=== DESCRIPTION OF THE TASK ===
Tally the lines in the listing below that include "niệm". Answer with the count and nothing more.

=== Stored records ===
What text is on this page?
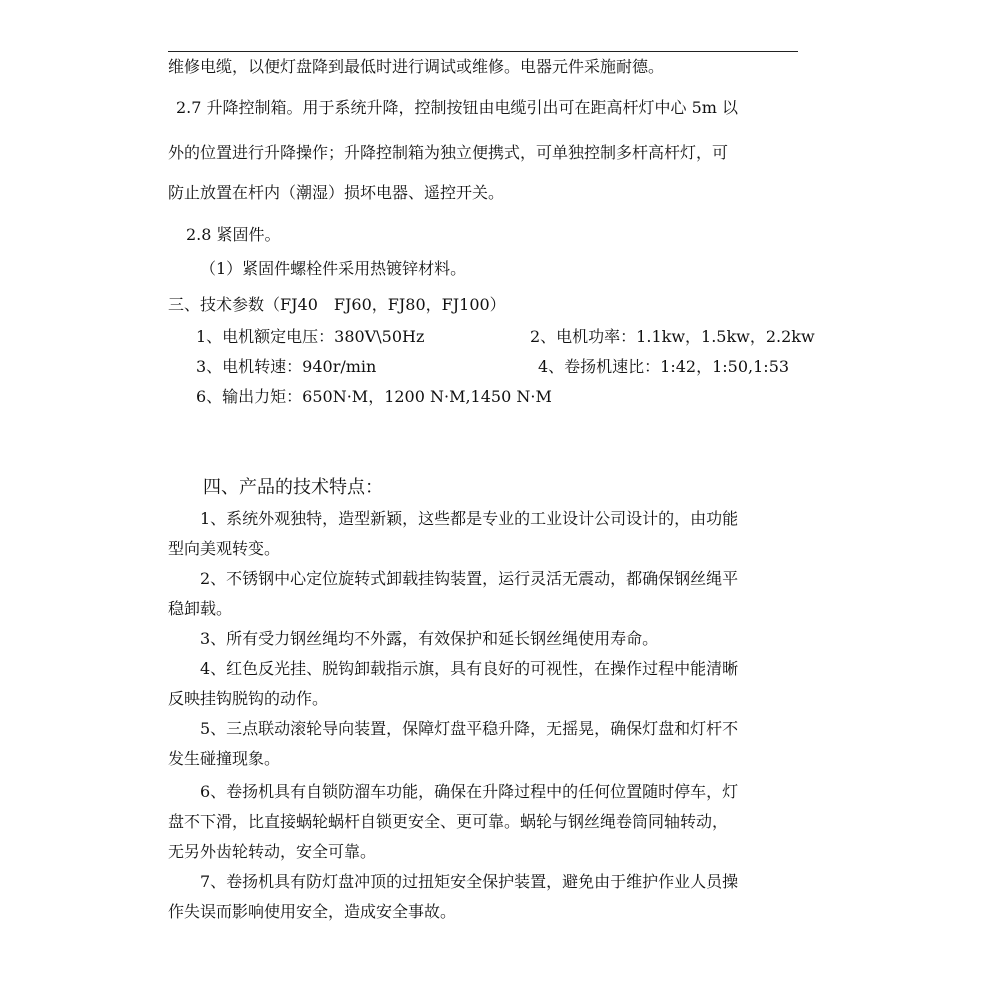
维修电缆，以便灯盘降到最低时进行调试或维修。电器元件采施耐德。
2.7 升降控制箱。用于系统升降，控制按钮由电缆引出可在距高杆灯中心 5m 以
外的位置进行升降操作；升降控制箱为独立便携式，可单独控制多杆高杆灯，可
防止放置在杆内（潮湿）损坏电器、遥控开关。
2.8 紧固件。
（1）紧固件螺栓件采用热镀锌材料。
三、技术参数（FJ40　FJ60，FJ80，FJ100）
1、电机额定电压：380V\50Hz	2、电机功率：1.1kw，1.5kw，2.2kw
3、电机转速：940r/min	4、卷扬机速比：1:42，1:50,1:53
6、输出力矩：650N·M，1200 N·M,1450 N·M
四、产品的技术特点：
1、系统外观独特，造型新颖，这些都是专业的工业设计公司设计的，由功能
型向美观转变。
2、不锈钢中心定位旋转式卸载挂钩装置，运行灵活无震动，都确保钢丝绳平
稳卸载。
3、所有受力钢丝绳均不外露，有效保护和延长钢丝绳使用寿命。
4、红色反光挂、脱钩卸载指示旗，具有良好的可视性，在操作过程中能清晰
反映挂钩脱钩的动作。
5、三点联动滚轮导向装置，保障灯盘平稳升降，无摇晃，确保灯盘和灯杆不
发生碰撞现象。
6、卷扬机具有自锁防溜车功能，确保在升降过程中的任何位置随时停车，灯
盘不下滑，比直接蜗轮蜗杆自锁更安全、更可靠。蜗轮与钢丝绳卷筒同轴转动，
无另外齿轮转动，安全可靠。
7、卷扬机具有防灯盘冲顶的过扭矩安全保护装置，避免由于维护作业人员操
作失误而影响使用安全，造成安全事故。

...

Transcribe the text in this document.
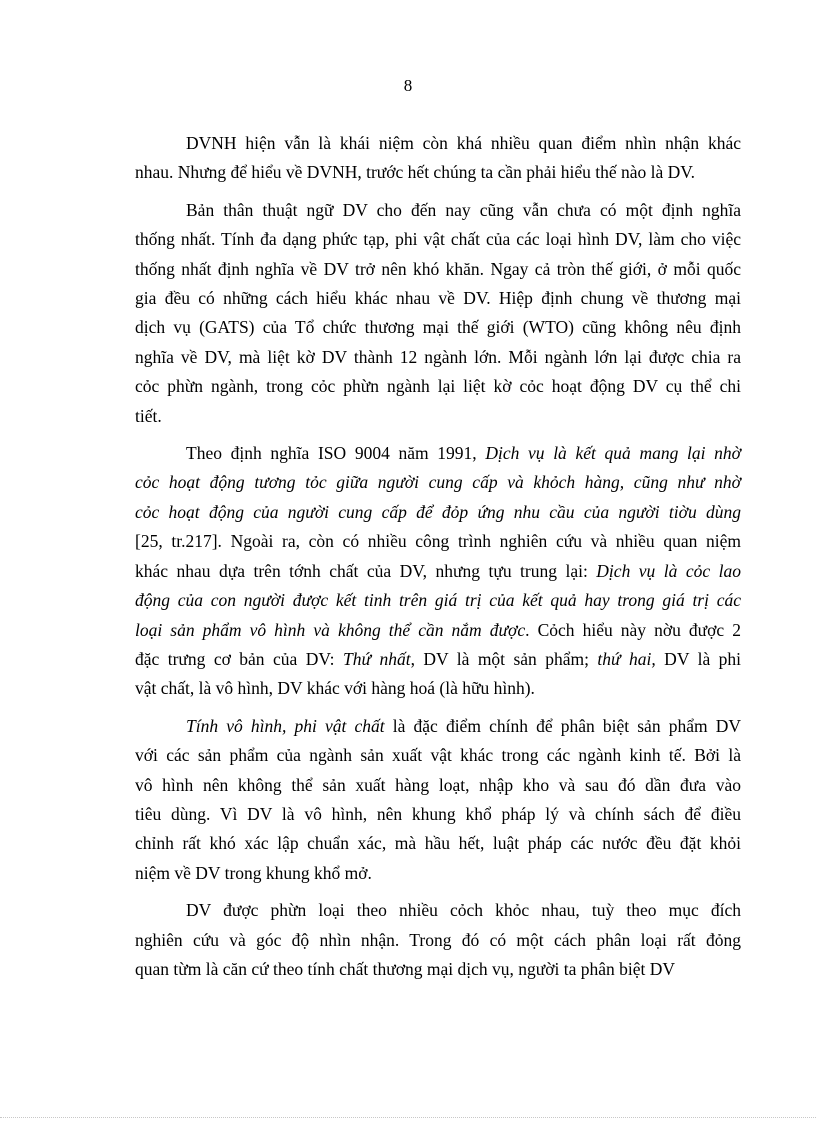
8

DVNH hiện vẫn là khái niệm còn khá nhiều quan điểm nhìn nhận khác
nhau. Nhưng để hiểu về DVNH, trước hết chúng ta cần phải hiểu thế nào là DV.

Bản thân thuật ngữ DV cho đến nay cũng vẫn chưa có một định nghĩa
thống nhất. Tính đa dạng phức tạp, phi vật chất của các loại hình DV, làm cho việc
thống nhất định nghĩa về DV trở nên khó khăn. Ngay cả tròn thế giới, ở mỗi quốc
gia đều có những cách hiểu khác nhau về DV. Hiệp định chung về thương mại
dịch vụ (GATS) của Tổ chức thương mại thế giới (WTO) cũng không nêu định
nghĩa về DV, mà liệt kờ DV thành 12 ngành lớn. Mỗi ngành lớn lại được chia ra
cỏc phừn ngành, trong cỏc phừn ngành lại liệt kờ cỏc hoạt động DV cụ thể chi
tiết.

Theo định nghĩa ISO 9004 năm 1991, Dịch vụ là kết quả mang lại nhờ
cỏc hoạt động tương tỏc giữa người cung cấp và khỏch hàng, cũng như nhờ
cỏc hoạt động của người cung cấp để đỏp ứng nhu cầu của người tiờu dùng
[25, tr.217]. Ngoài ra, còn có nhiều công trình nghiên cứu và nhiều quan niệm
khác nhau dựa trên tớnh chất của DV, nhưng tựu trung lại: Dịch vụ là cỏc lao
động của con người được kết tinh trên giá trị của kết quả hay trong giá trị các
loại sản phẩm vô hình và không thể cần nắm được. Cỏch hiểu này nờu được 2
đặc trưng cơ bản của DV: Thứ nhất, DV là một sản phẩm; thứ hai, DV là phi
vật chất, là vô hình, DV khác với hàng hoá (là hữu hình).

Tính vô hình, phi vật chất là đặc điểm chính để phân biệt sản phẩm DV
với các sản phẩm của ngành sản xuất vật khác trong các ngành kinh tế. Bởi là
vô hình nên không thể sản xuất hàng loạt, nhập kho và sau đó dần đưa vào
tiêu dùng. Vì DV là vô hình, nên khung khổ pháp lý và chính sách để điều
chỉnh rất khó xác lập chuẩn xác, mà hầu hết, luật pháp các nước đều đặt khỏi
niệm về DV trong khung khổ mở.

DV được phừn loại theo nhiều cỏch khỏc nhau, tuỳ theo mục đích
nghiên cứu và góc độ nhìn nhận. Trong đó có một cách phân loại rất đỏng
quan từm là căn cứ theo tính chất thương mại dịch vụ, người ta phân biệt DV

=== CORRECT RESULT ===
3